*** Estratto del documento

Coralli: ecco gli organismi che li salvano da predatori e malattie

Mercoledì, 20 Dicembre 2017

Milano, 20 Dicembre 2017 – I coralli che ospitano i piccoli idrozoi del genere Zanclea sono meno graditi ai predatori e si ammalano di meno.

Lo hanno scoperto i ricercatori di ecologia del MaRHE Center dell’Università di Milano-Bicocca insieme a colleghi nazionali e internazionali del Joint Research Centre di Ispra, dell’Università dell’Aquila, dell’IRD Francese e dell’Università Saudita KAUST: lo studio è stato appena pubblicato sulla rivista scientifica “Proceedings of the Royal Society B – Biological Sciences” (S. Montano, S. Fattorini, V. Parravicini, M.L. Berumen, P. Galli, D. Maggioni, R. Arrigoni, D. Seveso e G. Strona, Corals hosting symbiotic hydrozoans are less susceptible to predation and disease).

L’articolo rivela come dei piccoli invertebrati di dimensioni inferiori al millimetro siano in grado di svolgere un importante ruolo ecologico fino ad oggi ignorato: in particolare, analizzando lo stato di salute di più di 2.450 colonie di corallo alle Maldive e in Arabia Saudita, i ricercatori hanno dimostrato che i coralli che ospitano idrozoi simbionti (cioè che vivono in un rapporto di simbiosi con altri organismi viventi) tendono ad essere meno soggetti a predazione e malattie.

Gli idrozoi infatti appartengono all’ampio gruppo degli cnidari di cui fanno parte anche le meduse e, come le meduse, possiedono delle cellule urticanti. È chiaro che, date le dimensioni ridotte, un singolo idrozoo non rappresenta una minaccia per organismi sensibilmente più grandi quali spesso sono i naturali predatori dei coralli (o corallivori), ma gli idrozoi sono in grado di formare colonie ad elevata densità di individui: più di 50 per centimetro quadrato di corallo. Tali colonie formano un vero e proprio “tappeto urticante” che, steso su un corallo, è in grado di renderlo una preda meno appetibile per i pesci corallivori e i molluschi gasteropodi del genere Drupella, dirottandoli verso colonie di corallo prive di tale forma di protezione. Lo studio suggerisce anche che questa forma di protezione diretta dai corallivori potrebbe ridurre il rischio di infezione da parte di organismi patogeni solitamente facilitati dalla presenza di lesioni aperte o trasportati da un corallo all’altro dai predatori.

In questo modo, i piccoli organismi simbionti si dimostrano in grado di aumentare la naturale capacità di sopravvivenza dei coralli: un aspetto cruciale in uno scenario come quello attuale, in cui le scogliere coralline di tutto il mondo sono a grave rischio di scomparire.

******

▶ **Cosa fare**: Riscrivi in forma più breve il paragrafo del testo sui coralli che inizia con «Gli idrozoi infatti appartengono», conservandone i fatti principali.

*** Voci fornite

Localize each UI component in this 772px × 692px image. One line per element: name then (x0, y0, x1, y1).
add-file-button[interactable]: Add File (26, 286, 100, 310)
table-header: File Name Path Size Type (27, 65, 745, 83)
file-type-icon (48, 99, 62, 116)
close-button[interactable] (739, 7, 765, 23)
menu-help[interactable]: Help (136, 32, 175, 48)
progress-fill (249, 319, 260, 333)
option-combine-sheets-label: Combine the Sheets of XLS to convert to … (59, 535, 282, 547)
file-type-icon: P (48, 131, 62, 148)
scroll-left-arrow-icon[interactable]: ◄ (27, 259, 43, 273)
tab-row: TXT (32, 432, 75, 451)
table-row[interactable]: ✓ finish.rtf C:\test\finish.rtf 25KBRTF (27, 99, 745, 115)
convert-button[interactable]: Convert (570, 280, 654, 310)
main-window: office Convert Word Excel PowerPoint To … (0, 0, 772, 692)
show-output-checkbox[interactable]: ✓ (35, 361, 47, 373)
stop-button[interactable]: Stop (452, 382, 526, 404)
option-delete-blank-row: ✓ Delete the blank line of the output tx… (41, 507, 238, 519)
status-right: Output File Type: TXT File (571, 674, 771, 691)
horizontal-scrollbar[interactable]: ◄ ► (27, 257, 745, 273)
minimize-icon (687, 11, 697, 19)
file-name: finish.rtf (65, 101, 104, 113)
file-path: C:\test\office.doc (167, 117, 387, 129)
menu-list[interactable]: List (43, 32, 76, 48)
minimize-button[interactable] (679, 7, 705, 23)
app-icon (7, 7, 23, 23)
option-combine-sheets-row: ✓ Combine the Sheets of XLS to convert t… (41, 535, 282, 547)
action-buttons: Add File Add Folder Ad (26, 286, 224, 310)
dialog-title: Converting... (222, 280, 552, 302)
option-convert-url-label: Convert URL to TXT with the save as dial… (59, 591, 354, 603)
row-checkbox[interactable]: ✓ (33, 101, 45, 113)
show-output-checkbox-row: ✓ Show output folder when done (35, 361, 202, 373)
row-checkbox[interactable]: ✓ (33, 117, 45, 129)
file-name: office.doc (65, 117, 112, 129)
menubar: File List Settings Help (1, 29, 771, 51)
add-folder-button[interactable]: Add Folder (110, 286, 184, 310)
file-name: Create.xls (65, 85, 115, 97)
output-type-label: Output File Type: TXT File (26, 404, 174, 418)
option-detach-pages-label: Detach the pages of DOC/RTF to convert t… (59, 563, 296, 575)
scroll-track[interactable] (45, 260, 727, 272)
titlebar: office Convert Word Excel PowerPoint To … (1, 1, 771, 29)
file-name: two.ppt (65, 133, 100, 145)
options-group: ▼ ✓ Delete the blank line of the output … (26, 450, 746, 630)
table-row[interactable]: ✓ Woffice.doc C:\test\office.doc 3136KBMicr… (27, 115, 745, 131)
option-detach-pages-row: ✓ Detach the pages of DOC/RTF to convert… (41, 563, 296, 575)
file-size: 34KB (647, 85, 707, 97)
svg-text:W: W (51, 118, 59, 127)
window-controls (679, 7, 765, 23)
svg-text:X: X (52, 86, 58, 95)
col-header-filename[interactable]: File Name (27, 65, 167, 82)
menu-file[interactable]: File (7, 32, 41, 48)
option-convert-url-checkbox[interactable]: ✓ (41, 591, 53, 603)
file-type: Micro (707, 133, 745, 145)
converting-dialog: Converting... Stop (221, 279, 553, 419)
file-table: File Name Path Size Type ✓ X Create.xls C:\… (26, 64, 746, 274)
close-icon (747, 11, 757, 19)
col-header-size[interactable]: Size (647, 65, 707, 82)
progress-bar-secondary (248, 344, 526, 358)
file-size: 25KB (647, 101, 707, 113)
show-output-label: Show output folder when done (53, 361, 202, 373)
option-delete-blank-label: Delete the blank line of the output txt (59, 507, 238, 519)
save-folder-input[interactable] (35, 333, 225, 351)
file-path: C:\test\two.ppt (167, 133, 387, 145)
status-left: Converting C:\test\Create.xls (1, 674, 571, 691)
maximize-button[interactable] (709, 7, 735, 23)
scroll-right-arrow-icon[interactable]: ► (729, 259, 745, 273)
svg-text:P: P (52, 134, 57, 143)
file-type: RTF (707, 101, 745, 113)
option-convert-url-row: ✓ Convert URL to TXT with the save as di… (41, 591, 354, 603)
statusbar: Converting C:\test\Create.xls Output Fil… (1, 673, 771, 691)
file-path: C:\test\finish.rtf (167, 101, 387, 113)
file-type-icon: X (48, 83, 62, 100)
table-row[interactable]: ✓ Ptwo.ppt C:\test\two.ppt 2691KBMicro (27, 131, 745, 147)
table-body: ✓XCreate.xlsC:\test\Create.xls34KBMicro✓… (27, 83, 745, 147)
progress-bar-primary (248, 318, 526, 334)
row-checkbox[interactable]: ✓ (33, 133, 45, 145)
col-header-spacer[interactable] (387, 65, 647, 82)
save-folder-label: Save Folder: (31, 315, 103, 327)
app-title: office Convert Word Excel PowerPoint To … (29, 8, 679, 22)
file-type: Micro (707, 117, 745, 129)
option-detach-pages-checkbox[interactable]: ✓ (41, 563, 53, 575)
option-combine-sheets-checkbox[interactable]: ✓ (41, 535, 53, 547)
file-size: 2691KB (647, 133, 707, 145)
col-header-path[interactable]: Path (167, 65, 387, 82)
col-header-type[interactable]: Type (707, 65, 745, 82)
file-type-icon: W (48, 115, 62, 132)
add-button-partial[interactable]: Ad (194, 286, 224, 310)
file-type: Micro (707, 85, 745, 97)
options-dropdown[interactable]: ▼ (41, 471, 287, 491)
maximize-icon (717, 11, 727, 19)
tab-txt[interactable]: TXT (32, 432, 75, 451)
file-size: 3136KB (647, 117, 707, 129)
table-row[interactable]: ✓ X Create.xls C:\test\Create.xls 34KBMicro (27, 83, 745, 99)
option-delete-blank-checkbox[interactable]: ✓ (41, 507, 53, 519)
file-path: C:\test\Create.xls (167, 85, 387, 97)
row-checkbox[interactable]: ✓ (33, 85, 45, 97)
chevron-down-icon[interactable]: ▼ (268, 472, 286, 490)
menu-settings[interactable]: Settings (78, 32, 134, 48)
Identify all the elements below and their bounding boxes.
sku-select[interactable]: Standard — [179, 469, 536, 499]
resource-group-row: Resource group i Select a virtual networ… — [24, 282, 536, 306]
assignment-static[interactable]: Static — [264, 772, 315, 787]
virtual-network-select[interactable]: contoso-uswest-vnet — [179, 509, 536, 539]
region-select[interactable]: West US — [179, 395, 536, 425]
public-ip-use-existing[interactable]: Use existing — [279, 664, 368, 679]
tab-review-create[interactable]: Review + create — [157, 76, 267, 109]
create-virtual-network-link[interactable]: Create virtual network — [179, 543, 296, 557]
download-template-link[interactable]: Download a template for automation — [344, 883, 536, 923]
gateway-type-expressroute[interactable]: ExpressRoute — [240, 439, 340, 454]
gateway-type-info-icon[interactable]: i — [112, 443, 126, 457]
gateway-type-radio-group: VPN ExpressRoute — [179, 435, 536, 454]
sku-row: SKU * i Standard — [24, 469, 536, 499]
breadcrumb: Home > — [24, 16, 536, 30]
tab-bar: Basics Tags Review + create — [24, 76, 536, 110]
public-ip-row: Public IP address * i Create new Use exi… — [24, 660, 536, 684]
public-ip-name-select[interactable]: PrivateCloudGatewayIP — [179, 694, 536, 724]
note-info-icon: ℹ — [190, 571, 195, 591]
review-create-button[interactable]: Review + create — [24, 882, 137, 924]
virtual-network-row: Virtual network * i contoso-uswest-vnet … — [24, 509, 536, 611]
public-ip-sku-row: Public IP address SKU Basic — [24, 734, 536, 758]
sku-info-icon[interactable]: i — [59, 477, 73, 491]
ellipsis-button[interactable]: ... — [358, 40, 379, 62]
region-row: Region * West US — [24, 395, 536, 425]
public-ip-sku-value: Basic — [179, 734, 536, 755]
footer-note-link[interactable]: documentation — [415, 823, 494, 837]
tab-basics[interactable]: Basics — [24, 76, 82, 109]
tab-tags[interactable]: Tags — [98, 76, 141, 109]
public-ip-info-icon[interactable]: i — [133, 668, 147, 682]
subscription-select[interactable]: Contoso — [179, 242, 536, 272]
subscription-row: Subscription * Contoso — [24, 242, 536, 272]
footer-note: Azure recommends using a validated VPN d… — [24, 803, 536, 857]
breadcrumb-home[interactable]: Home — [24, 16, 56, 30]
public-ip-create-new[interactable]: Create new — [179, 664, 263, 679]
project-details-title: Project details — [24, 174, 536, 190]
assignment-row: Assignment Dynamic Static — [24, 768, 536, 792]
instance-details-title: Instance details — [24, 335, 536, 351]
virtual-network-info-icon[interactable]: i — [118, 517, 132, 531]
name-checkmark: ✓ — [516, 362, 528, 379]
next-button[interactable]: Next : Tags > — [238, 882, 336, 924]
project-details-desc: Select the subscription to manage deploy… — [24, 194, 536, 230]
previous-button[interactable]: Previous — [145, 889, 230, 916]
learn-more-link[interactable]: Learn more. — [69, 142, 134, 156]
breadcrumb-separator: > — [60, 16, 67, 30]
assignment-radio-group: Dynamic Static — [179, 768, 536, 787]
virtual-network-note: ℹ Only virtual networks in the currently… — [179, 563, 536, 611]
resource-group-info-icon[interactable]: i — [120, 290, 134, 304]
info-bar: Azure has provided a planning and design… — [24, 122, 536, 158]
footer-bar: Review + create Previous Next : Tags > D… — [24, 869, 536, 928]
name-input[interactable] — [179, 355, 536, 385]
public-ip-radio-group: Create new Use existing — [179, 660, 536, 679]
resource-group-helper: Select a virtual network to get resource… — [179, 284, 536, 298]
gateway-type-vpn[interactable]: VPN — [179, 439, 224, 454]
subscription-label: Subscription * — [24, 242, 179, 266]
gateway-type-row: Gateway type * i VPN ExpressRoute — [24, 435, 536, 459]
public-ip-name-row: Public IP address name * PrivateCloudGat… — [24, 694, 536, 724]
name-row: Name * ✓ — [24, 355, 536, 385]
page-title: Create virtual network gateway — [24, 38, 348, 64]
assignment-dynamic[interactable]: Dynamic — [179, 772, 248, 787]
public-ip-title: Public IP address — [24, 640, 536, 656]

******

▶ **Risultato**: Gli idrozoi sono cnidari come le meduse e, come queste, hanno cellule urticanti. Un singolo idrozoo è troppo piccolo per minacciare i corallivori. Però gli idrozoi formano colonie molto dense, con più di 50 individui per centimetro quadrato di corallo. Queste colonie creano un "tappeto urticante" che rende il corallo meno appetibile per i pesci corallivori e per i gasteropodi del genere Drupella, spingendoli verso coralli privi di questa protezione. Secondo lo studio, tale difesa potrebbe anche ridurre il rischio di infezioni da organismi patogeni. Di solito questi patogeni sono favoriti dalle lesioni aperte o vengono trasportati dai predatori da un corallo all'altro.